* _Extracted data_
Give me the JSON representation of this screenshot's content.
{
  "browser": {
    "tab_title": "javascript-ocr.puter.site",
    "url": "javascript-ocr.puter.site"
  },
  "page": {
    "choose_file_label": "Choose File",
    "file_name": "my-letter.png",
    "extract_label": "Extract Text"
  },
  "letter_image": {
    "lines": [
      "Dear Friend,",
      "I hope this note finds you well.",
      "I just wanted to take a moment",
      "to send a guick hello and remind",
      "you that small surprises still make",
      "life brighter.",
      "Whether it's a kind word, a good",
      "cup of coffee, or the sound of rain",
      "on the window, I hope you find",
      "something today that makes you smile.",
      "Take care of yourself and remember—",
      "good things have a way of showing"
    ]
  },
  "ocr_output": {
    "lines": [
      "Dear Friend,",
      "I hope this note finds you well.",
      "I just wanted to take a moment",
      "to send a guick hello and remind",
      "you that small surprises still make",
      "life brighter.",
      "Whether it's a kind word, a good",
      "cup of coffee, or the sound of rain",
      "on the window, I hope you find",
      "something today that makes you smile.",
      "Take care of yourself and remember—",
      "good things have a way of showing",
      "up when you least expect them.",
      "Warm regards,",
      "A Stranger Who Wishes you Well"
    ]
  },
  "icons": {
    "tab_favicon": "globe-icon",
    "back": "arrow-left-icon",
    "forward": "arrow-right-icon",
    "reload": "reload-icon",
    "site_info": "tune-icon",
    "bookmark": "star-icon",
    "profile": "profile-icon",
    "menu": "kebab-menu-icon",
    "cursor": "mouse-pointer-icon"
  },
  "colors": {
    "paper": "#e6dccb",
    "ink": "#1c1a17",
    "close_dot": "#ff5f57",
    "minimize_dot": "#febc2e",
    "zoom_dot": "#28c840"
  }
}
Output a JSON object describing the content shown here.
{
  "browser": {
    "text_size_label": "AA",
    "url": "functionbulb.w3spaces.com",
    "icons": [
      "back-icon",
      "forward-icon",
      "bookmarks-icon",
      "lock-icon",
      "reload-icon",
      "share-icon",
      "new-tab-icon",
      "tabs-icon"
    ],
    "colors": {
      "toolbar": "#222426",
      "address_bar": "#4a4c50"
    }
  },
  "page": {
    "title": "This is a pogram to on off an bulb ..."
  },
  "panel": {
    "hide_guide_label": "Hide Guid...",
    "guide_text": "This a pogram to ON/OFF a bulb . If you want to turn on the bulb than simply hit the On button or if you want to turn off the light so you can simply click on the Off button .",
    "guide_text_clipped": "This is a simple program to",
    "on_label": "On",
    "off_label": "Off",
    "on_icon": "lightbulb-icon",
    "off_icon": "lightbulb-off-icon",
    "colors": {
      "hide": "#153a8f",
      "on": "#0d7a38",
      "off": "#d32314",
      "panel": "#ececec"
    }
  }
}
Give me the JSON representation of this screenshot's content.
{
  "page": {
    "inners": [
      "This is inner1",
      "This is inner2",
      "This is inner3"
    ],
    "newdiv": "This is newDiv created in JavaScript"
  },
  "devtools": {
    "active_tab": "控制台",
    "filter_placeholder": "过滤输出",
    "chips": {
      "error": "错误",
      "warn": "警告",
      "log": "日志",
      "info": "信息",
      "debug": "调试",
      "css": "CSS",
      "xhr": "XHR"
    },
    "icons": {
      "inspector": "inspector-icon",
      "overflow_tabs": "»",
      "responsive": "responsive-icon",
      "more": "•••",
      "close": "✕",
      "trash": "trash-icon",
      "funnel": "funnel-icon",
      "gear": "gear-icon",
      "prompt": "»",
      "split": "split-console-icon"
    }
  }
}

* _Work to do_
Retype every record above exactly as it appears.

* _Result_
Give me the JSON representation of this screenshot's content.
{
  "browser": {
    "tab_title": "javascript-ocr.puter.site",
    "url": "javascript-ocr.puter.site"
  },
  "page": {
    "choose_file_label": "Choose File",
    "file_name": "my-letter.png",
    "extract_label": "Extract Text"
  },
  "letter_image": {
    "lines": [
      "Dear Friend,",
      "I hope this note finds you well.",
      "I just wanted to take a moment",
      "to send a guick hello and remind",
      "you that small surprises still make",
      "life brighter.",
      "Whether it's a kind word, a good",
      "cup of coffee, or the sound of rain",
      "on the window, I hope you find",
      "something today that makes you smile.",
      "Take care of yourself and remember—",
      "good things have a way of showing"
    ]
  },
  "ocr_output": {
    "lines": [
      "Dear Friend,",
      "I hope this note finds you well.",
      "I just wanted to take a moment",
      "to send a guick hello and remind",
      "you that small surprises still make",
      "life brighter.",
      "Whether it's a kind word, a good",
      "cup of coffee, or the sound of rain",
      "on the window, I hope you find",
      "something today that makes you smile.",
      "Take care of yourself and remember—",
      "good things have a way of showing",
      "up when you least expect them.",
      "Warm regards,",
      "A Stranger Who Wishes you Well"
    ]
  },
  "icons": {
    "tab_favicon": "globe-icon",
    "back": "arrow-left-icon",
    "forward": "arrow-right-icon",
    "reload": "reload-icon",
    "site_info": "tune-icon",
    "bookmark": "star-icon",
    "profile": "profile-icon",
    "menu": "kebab-menu-icon",
    "cursor": "mouse-pointer-icon"
  },
  "colors": {
    "paper": "#e6dccb",
    "ink": "#1c1a17",
    "close_dot": "#ff5f57",
    "minimize_dot": "#febc2e",
    "zoom_dot": "#28c840"
  }
}
Output a JSON object describing the content shown here.
{
  "browser": {
    "text_size_label": "AA",
    "url": "functionbulb.w3spaces.com",
    "icons": [
      "back-icon",
      "forward-icon",
      "bookmarks-icon",
      "lock-icon",
      "reload-icon",
      "share-icon",
      "new-tab-icon",
      "tabs-icon"
    ],
    "colors": {
      "toolbar": "#222426",
      "address_bar": "#4a4c50"
    }
  },
  "page": {
    "title": "This is a pogram to on off an bulb ..."
  },
  "panel": {
    "hide_guide_label": "Hide Guid...",
    "guide_text": "This a pogram to ON/OFF a bulb . If you want to turn on the bulb than simply hit the On button or if you want to turn off the light so you can simply click on the Off button .",
    "guide_text_clipped": "This is a simple program to",
    "on_label": "On",
    "off_label": "Off",
    "on_icon": "lightbulb-icon",
    "off_icon": "lightbulb-off-icon",
    "colors": {
      "hide": "#153a8f",
      "on": "#0d7a38",
      "off": "#d32314",
      "panel": "#ececec"
    }
  }
}
Give me the JSON representation of this screenshot's content.
{
  "page": {
    "inners": [
      "This is inner1",
      "This is inner2",
      "This is inner3"
    ],
    "newdiv": "This is newDiv created in JavaScript"
  },
  "devtools": {
    "active_tab": "控制台",
    "filter_placeholder": "过滤输出",
    "chips": {
      "error": "错误",
      "warn": "警告",
      "log": "日志",
      "info": "信息",
      "debug": "调试",
      "css": "CSS",
      "xhr": "XHR"
    },
    "icons": {
      "inspector": "inspector-icon",
      "overflow_tabs": "»",
      "responsive": "responsive-icon",
      "more": "•••",
      "close": "✕",
      "trash": "trash-icon",
      "funnel": "funnel-icon",
      "gear": "gear-icon",
      "prompt": "»",
      "split": "split-console-icon"
    }
  }
}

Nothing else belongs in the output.